Some records:
** Start **

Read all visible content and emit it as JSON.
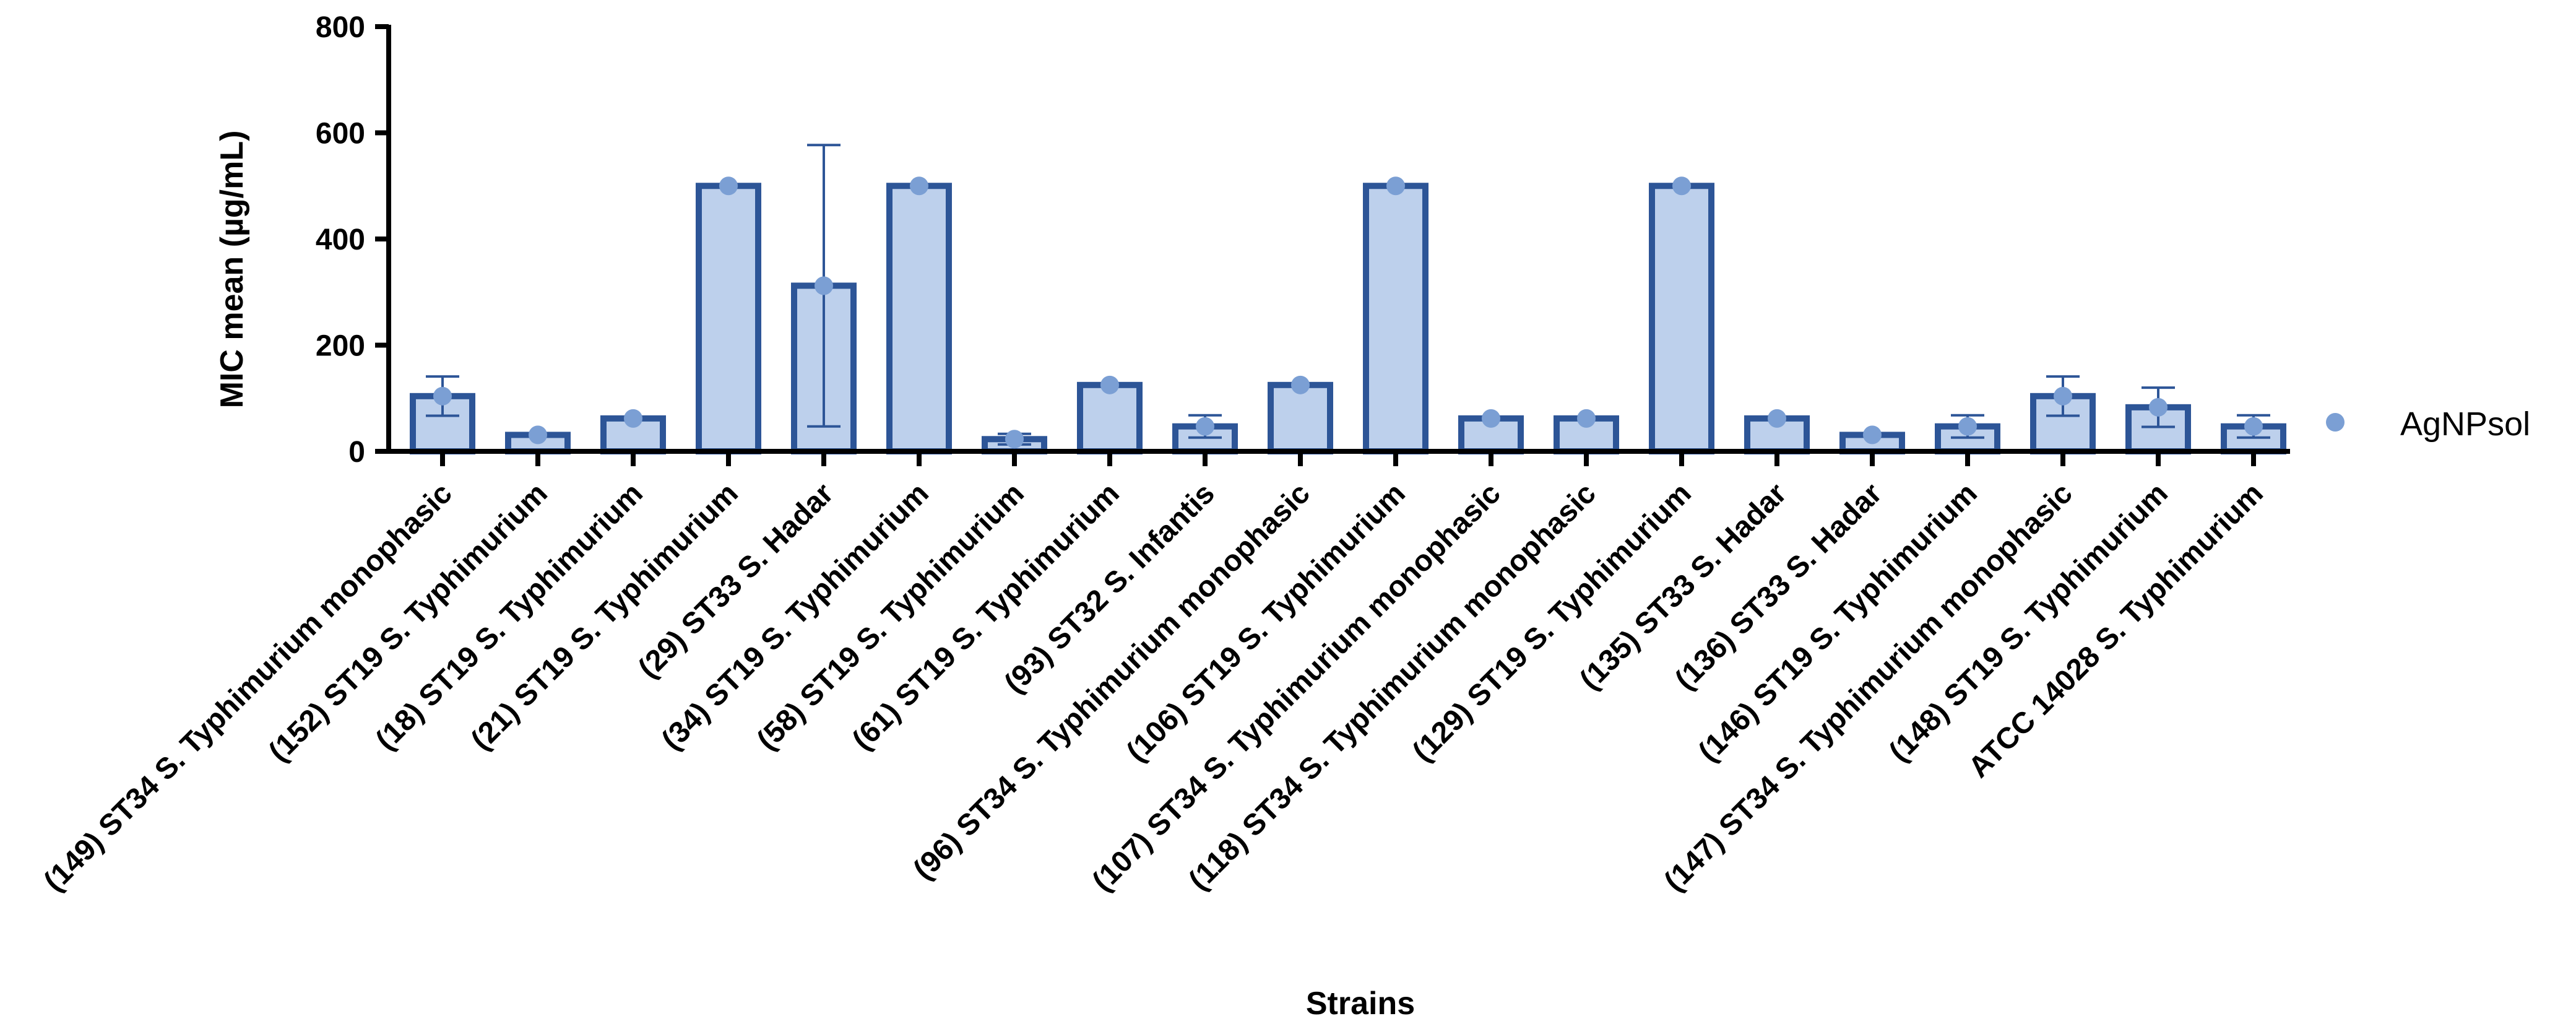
{
  "chart_data": {
    "type": "bar",
    "xlabel": "Strains",
    "ylabel": "MIC mean (µg/mL)",
    "ylim": [
      0,
      800
    ],
    "yticks": [
      0,
      200,
      400,
      600,
      800
    ],
    "grid": false,
    "legend_position": "right",
    "series": [
      {
        "name": "AgNPsol",
        "values": [
          104,
          31,
          62,
          500,
          312,
          500,
          23,
          125,
          47,
          125,
          500,
          62,
          62,
          500,
          62,
          31,
          47,
          104,
          83,
          47
        ],
        "error": [
          37,
          0,
          0,
          0,
          265,
          0,
          10,
          0,
          21,
          0,
          0,
          0,
          0,
          0,
          0,
          0,
          21,
          37,
          37,
          21
        ]
      }
    ],
    "categories": [
      "(149) ST34 S. Typhimurium monophasic",
      "(152) ST19 S. Typhimurium",
      "(18) ST19 S. Typhimurium",
      "(21) ST19 S. Typhimurium",
      "(29) ST33 S. Hadar",
      "(34) ST19 S. Typhimurium",
      "(58) ST19 S. Typhimurium",
      "(61) ST19 S. Typhimurium",
      "(93) ST32 S. Infantis",
      "(96) ST34 S. Typhimurium monophasic",
      "(106) ST19 S. Typhimurium",
      "(107) ST34 S. Typhimurium monophasic",
      "(118) ST34 S. Typhimurium monophasic",
      "(129) ST19 S. Typhimurium",
      "(135) ST33 S. Hadar",
      "(136) ST33 S. Hadar",
      "(146) ST19 S. Typhimurium",
      "(147) ST34 S. Typhimurium monophasic",
      "(148) ST19 S. Typhimurium",
      "ATCC 14028 S. Typhimurium"
    ],
    "colors": {
      "bar_fill": "#bdd0ec",
      "bar_stroke": "#2d5597",
      "point": "#7b9fd4",
      "axis": "#000000"
    }
  }
}
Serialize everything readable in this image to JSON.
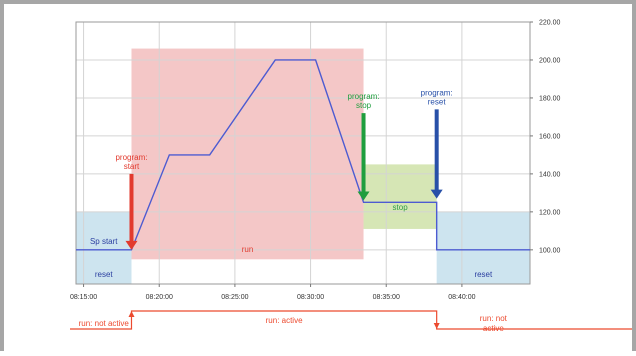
{
  "chart_data": {
    "type": "line",
    "time_axis": {
      "ticks": [
        "08:15:00",
        "08:20:00",
        "08:25:00",
        "08:30:00",
        "08:35:00",
        "08:40:00"
      ],
      "range": [
        "08:14:30",
        "08:44:30"
      ]
    },
    "y_axis": {
      "ticks": [
        "100.00",
        "120.00",
        "140.00",
        "160.00",
        "180.00",
        "200.00",
        "220.00"
      ],
      "range": [
        82,
        220
      ],
      "position": "right"
    },
    "grid": true,
    "setpoint_series": {
      "color": "#4d5bd1",
      "points": [
        {
          "t": "08:14:30",
          "v": 100
        },
        {
          "t": "08:18:10",
          "v": 100
        },
        {
          "t": "08:20:40",
          "v": 150
        },
        {
          "t": "08:23:20",
          "v": 150
        },
        {
          "t": "08:27:40",
          "v": 200
        },
        {
          "t": "08:30:20",
          "v": 200
        },
        {
          "t": "08:33:30",
          "v": 125
        },
        {
          "t": "08:38:20",
          "v": 125
        },
        {
          "t": "08:38:20",
          "v": 100
        },
        {
          "t": "08:44:30",
          "v": 100
        }
      ]
    },
    "regions": [
      {
        "id": "reset-left",
        "label": "reset",
        "extra_label": "Sp start",
        "t0": "08:14:30",
        "t1": "08:18:10",
        "v0": 82,
        "v1": 120,
        "color": "#cde4ef",
        "text_color": "#2b3fa0"
      },
      {
        "id": "run",
        "label": "run",
        "t0": "08:18:10",
        "t1": "08:33:30",
        "v0": 95,
        "v1": 206,
        "color": "#f4c7c7",
        "text_color": "#e23a2e"
      },
      {
        "id": "stop",
        "label": "stop",
        "t0": "08:33:30",
        "t1": "08:38:20",
        "v0": 111,
        "v1": 145,
        "color": "#d6e6b5",
        "text_color": "#2e9e45"
      },
      {
        "id": "reset-right",
        "label": "reset",
        "t0": "08:38:20",
        "t1": "08:44:30",
        "v0": 82,
        "v1": 120,
        "color": "#cde4ef",
        "text_color": "#2b3fa0"
      }
    ],
    "events": [
      {
        "id": "program-start",
        "label": [
          "program:",
          "start"
        ],
        "t": "08:18:10",
        "v_from": 140,
        "v_to": 100,
        "color": "#e23a2e"
      },
      {
        "id": "program-stop",
        "label": [
          "program:",
          "stop"
        ],
        "t": "08:33:30",
        "v_from": 172,
        "v_to": 126,
        "color": "#1f9e3e"
      },
      {
        "id": "program-reset",
        "label": [
          "program:",
          "reset"
        ],
        "t": "08:38:20",
        "v_from": 174,
        "v_to": 127,
        "color": "#2850a8"
      }
    ],
    "run_state": {
      "color": "#ec4a2f",
      "segments": [
        {
          "label": [
            "run: not active"
          ],
          "t0": "08:14:30",
          "t1": "08:18:10",
          "level": "low"
        },
        {
          "label": [
            "run: active"
          ],
          "t0": "08:18:10",
          "t1": "08:38:20",
          "level": "high"
        },
        {
          "label": [
            "run: not",
            "active"
          ],
          "t0": "08:38:20",
          "t1": "08:44:30",
          "level": "low"
        }
      ]
    }
  }
}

** End **

▶ GIVEN TASK
Using the data above, print every line exactly, omitting pictures.

▶ COMPLETED TASK
Read all visible content and emit it as JSON.
{
  "chart_data": {
    "type": "bar",
    "xlabel": "Strains",
    "ylabel": "MIC mean (µg/mL)",
    "ylim": [
      0,
      800
    ],
    "yticks": [
      0,
      200,
      400,
      600,
      800
    ],
    "grid": false,
    "legend_position": "right",
    "series": [
      {
        "name": "AgNPsol",
        "values": [
          104,
          31,
          62,
          500,
          312,
          500,
          23,
          125,
          47,
          125,
          500,
          62,
          62,
          500,
          62,
          31,
          47,
          104,
          83,
          47
        ],
        "error": [
          37,
          0,
          0,
          0,
          265,
          0,
          10,
          0,
          21,
          0,
          0,
          0,
          0,
          0,
          0,
          0,
          21,
          37,
          37,
          21
        ]
      }
    ],
    "categories": [
      "(149) ST34 S. Typhimurium monophasic",
      "(152) ST19 S. Typhimurium",
      "(18) ST19 S. Typhimurium",
      "(21) ST19 S. Typhimurium",
      "(29) ST33 S. Hadar",
      "(34) ST19 S. Typhimurium",
      "(58) ST19 S. Typhimurium",
      "(61) ST19 S. Typhimurium",
      "(93) ST32 S. Infantis",
      "(96) ST34 S. Typhimurium monophasic",
      "(106) ST19 S. Typhimurium",
      "(107) ST34 S. Typhimurium monophasic",
      "(118) ST34 S. Typhimurium monophasic",
      "(129) ST19 S. Typhimurium",
      "(135) ST33 S. Hadar",
      "(136) ST33 S. Hadar",
      "(146) ST19 S. Typhimurium",
      "(147) ST34 S. Typhimurium monophasic",
      "(148) ST19 S. Typhimurium",
      "ATCC 14028 S. Typhimurium"
    ],
    "colors": {
      "bar_fill": "#bdd0ec",
      "bar_stroke": "#2d5597",
      "point": "#7b9fd4",
      "axis": "#000000"
    }
  }
}
Serialize everything readable in this image to JSON.
{
  "chart_data": {
    "type": "line",
    "time_axis": {
      "ticks": [
        "08:15:00",
        "08:20:00",
        "08:25:00",
        "08:30:00",
        "08:35:00",
        "08:40:00"
      ],
      "range": [
        "08:14:30",
        "08:44:30"
      ]
    },
    "y_axis": {
      "ticks": [
        "100.00",
        "120.00",
        "140.00",
        "160.00",
        "180.00",
        "200.00",
        "220.00"
      ],
      "range": [
        82,
        220
      ],
      "position": "right"
    },
    "grid": true,
    "setpoint_series": {
      "color": "#4d5bd1",
      "points": [
        {
          "t": "08:14:30",
          "v": 100
        },
        {
          "t": "08:18:10",
          "v": 100
        },
        {
          "t": "08:20:40",
          "v": 150
        },
        {
          "t": "08:23:20",
          "v": 150
        },
        {
          "t": "08:27:40",
          "v": 200
        },
        {
          "t": "08:30:20",
          "v": 200
        },
        {
          "t": "08:33:30",
          "v": 125
        },
        {
          "t": "08:38:20",
          "v": 125
        },
        {
          "t": "08:38:20",
          "v": 100
        },
        {
          "t": "08:44:30",
          "v": 100
        }
      ]
    },
    "regions": [
      {
        "id": "reset-left",
        "label": "reset",
        "extra_label": "Sp start",
        "t0": "08:14:30",
        "t1": "08:18:10",
        "v0": 82,
        "v1": 120,
        "color": "#cde4ef",
        "text_color": "#2b3fa0"
      },
      {
        "id": "run",
        "label": "run",
        "t0": "08:18:10",
        "t1": "08:33:30",
        "v0": 95,
        "v1": 206,
        "color": "#f4c7c7",
        "text_color": "#e23a2e"
      },
      {
        "id": "stop",
        "label": "stop",
        "t0": "08:33:30",
        "t1": "08:38:20",
        "v0": 111,
        "v1": 145,
        "color": "#d6e6b5",
        "text_color": "#2e9e45"
      },
      {
        "id": "reset-right",
        "label": "reset",
        "t0": "08:38:20",
        "t1": "08:44:30",
        "v0": 82,
        "v1": 120,
        "color": "#cde4ef",
        "text_color": "#2b3fa0"
      }
    ],
    "events": [
      {
        "id": "program-start",
        "label": [
          "program:",
          "start"
        ],
        "t": "08:18:10",
        "v_from": 140,
        "v_to": 100,
        "color": "#e23a2e"
      },
      {
        "id": "program-stop",
        "label": [
          "program:",
          "stop"
        ],
        "t": "08:33:30",
        "v_from": 172,
        "v_to": 126,
        "color": "#1f9e3e"
      },
      {
        "id": "program-reset",
        "label": [
          "program:",
          "reset"
        ],
        "t": "08:38:20",
        "v_from": 174,
        "v_to": 127,
        "color": "#2850a8"
      }
    ],
    "run_state": {
      "color": "#ec4a2f",
      "segments": [
        {
          "label": [
            "run: not active"
          ],
          "t0": "08:14:30",
          "t1": "08:18:10",
          "level": "low"
        },
        {
          "label": [
            "run: active"
          ],
          "t0": "08:18:10",
          "t1": "08:38:20",
          "level": "high"
        },
        {
          "label": [
            "run: not",
            "active"
          ],
          "t0": "08:38:20",
          "t1": "08:44:30",
          "level": "low"
        }
      ]
    }
  }
}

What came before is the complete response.